Exercise -> Do not include the pictures; repeat the rest of the data exactly.

start

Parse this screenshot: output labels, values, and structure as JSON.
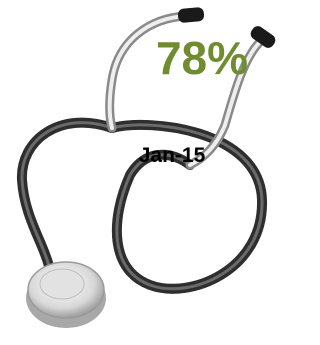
{
  "value_text": "78%",
  "date": "Jan-15"
}
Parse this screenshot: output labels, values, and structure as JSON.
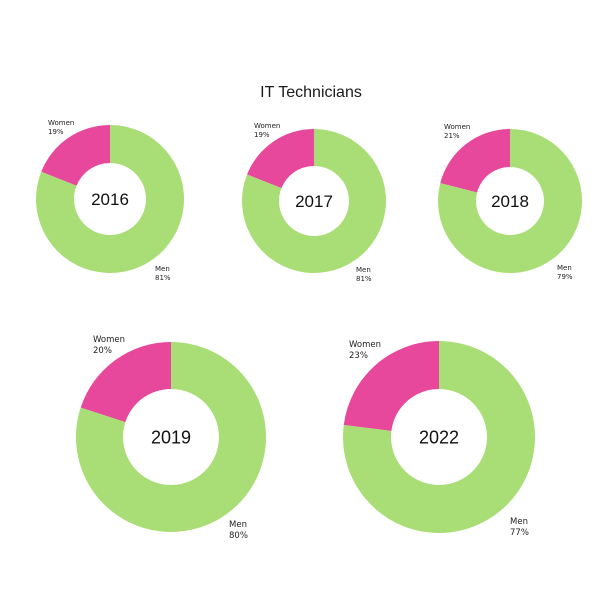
{
  "title": "IT Technicians",
  "colors": {
    "men": "#a9dd75",
    "women": "#e8489c"
  },
  "chart_data": {
    "type": "pie",
    "title": "IT Technicians",
    "series": [
      {
        "year": "2016",
        "slices": [
          {
            "label": "Women",
            "value": 19,
            "display": "19%"
          },
          {
            "label": "Men",
            "value": 81,
            "display": "81%"
          }
        ]
      },
      {
        "year": "2017",
        "slices": [
          {
            "label": "Women",
            "value": 19,
            "display": "19%"
          },
          {
            "label": "Men",
            "value": 81,
            "display": "81%"
          }
        ]
      },
      {
        "year": "2018",
        "slices": [
          {
            "label": "Women",
            "value": 21,
            "display": "21%"
          },
          {
            "label": "Men",
            "value": 79,
            "display": "79%"
          }
        ]
      },
      {
        "year": "2019",
        "slices": [
          {
            "label": "Women",
            "value": 20,
            "display": "20%"
          },
          {
            "label": "Men",
            "value": 80,
            "display": "80%"
          }
        ]
      },
      {
        "year": "2022",
        "slices": [
          {
            "label": "Women",
            "value": 23,
            "display": "23%"
          },
          {
            "label": "Men",
            "value": 77,
            "display": "77%"
          }
        ]
      }
    ]
  }
}
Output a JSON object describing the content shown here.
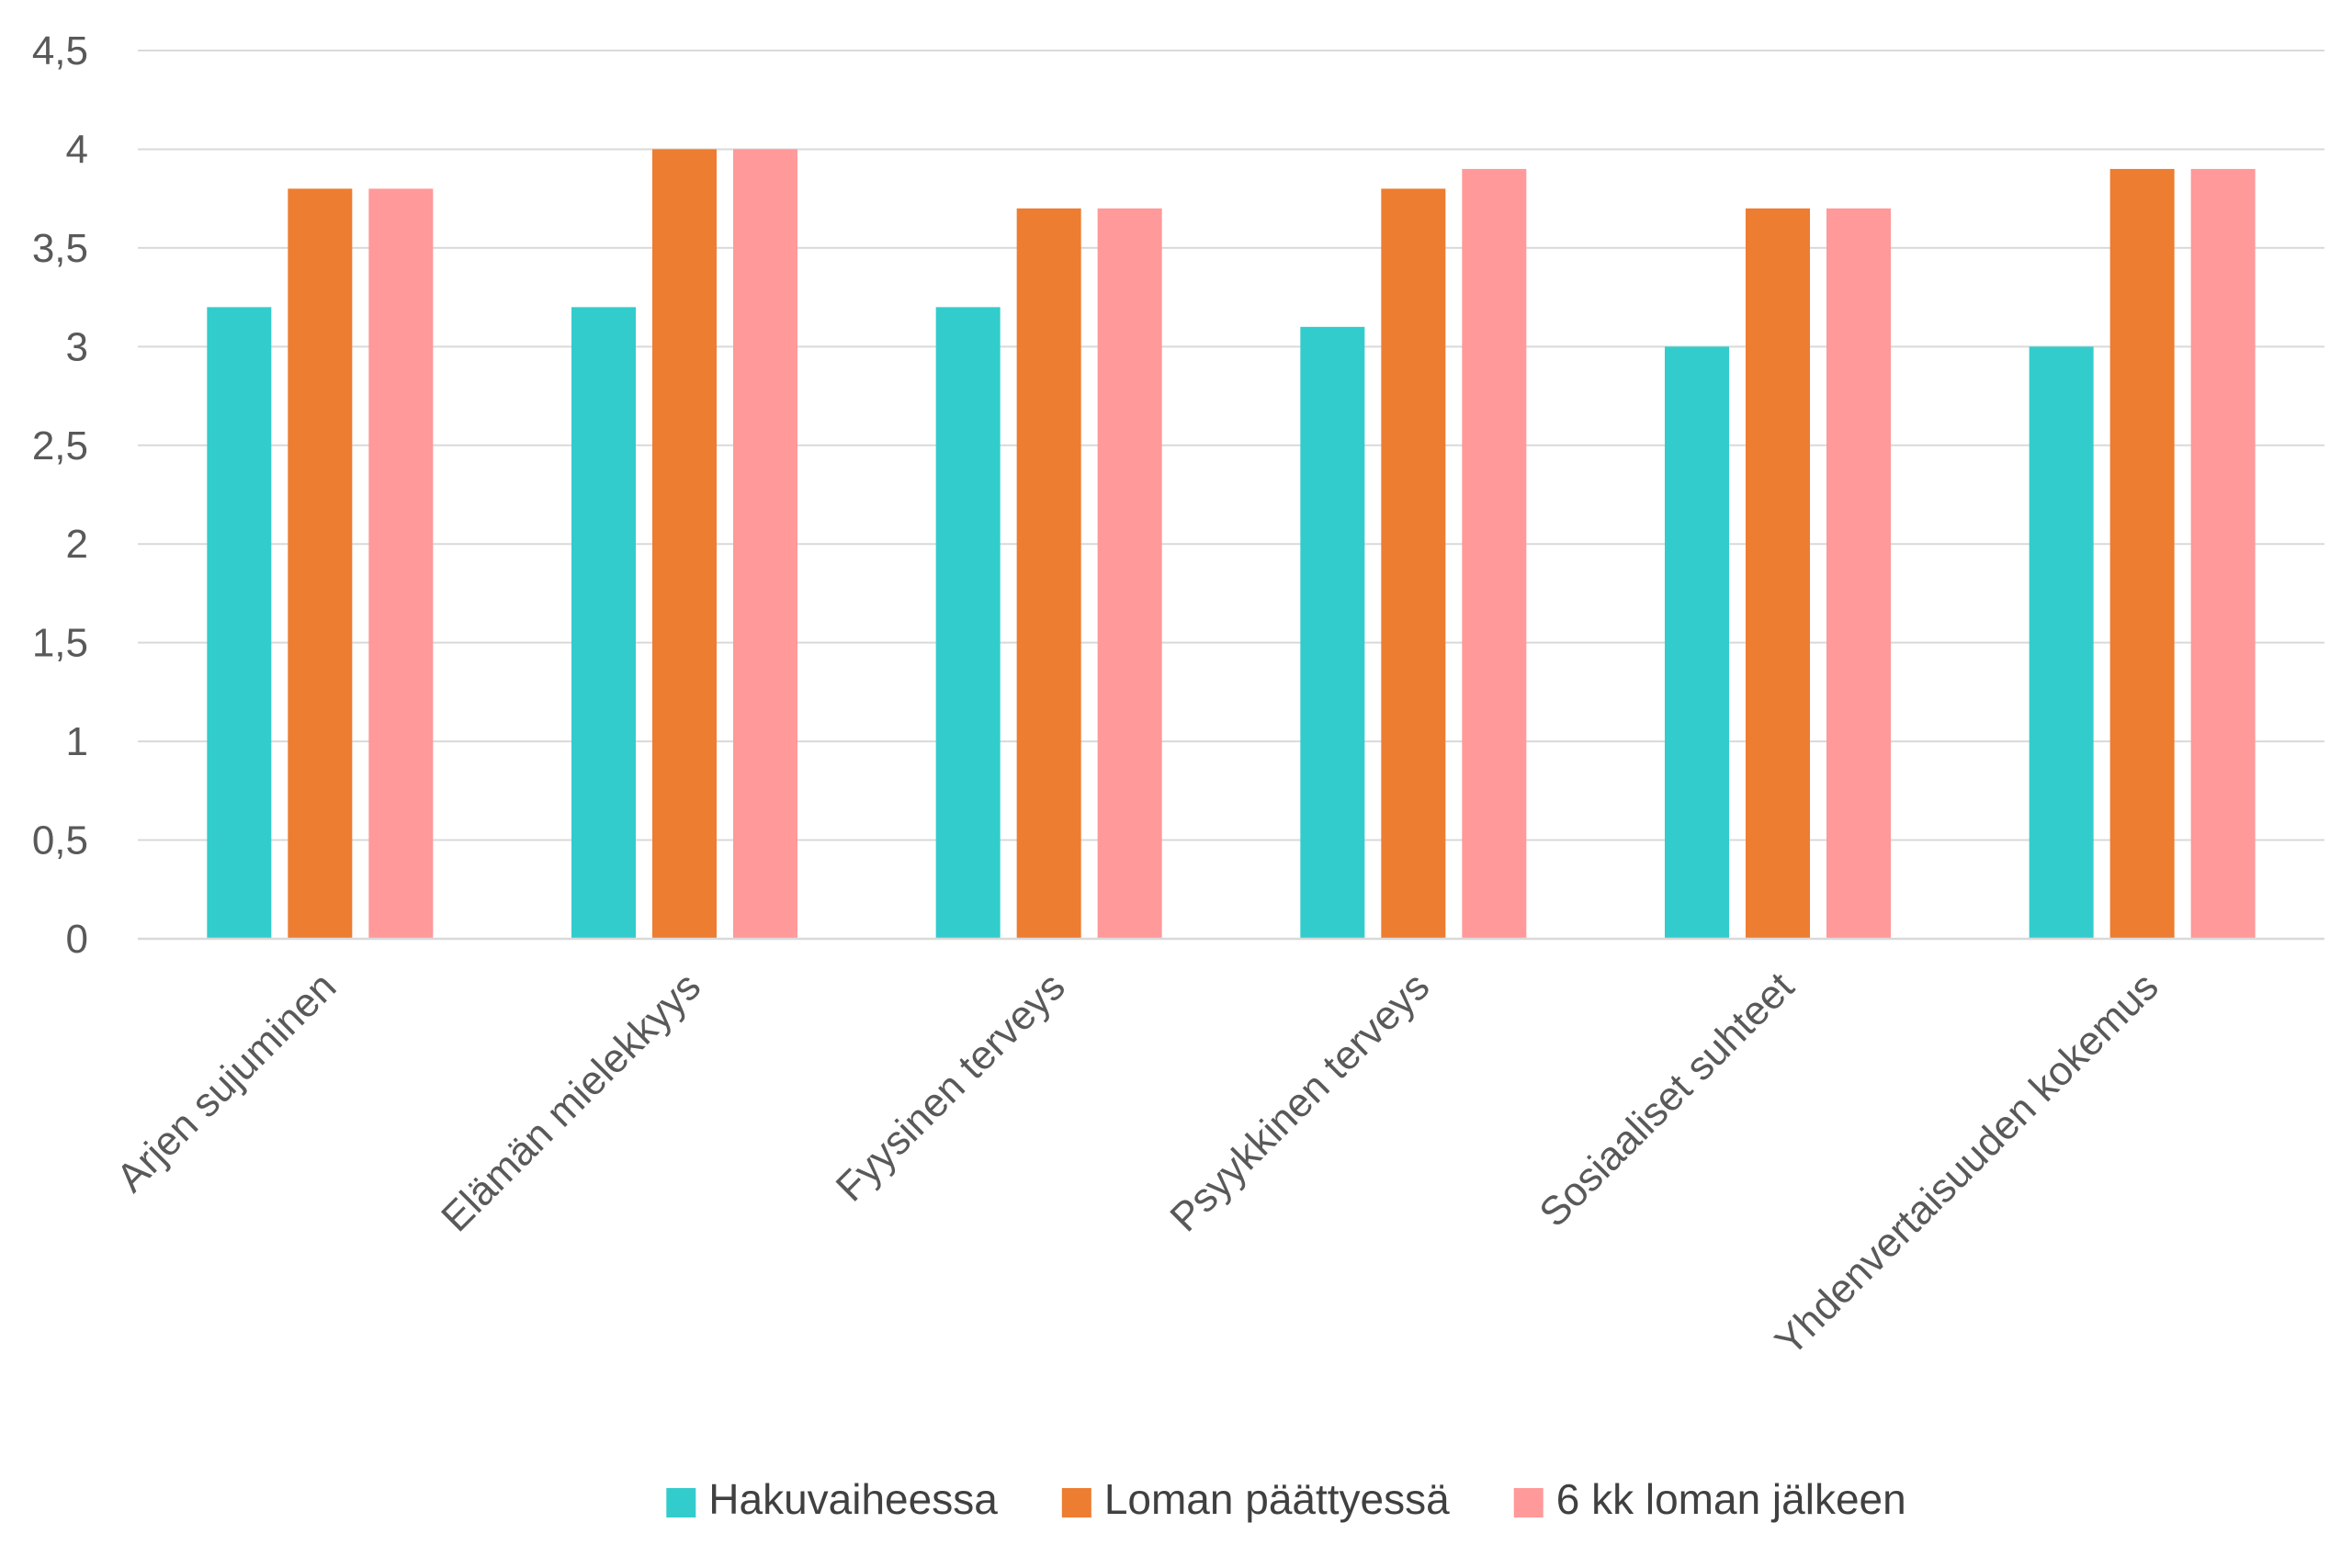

end

Full answer ->
Parse this screenshot: output labels, values, and structure as JSON.
{
  "value_text": "78%",
  "date": "Jan-15"
}
Parse this screenshot: output labels, values, and structure as JSON.
{
  "title": "IT Technicians",
  "colors": {
    "men": "#a9dd75",
    "women": "#e8489c"
  },
  "chart_data": {
    "type": "pie",
    "title": "IT Technicians",
    "series": [
      {
        "year": "2016",
        "slices": [
          {
            "label": "Women",
            "value": 19,
            "display": "19%"
          },
          {
            "label": "Men",
            "value": 81,
            "display": "81%"
          }
        ]
      },
      {
        "year": "2017",
        "slices": [
          {
            "label": "Women",
            "value": 19,
            "display": "19%"
          },
          {
            "label": "Men",
            "value": 81,
            "display": "81%"
          }
        ]
      },
      {
        "year": "2018",
        "slices": [
          {
            "label": "Women",
            "value": 21,
            "display": "21%"
          },
          {
            "label": "Men",
            "value": 79,
            "display": "79%"
          }
        ]
      },
      {
        "year": "2019",
        "slices": [
          {
            "label": "Women",
            "value": 20,
            "display": "20%"
          },
          {
            "label": "Men",
            "value": 80,
            "display": "80%"
          }
        ]
      },
      {
        "year": "2022",
        "slices": [
          {
            "label": "Women",
            "value": 23,
            "display": "23%"
          },
          {
            "label": "Men",
            "value": 77,
            "display": "77%"
          }
        ]
      }
    ]
  }
}
Output a JSON object describing the content shown here.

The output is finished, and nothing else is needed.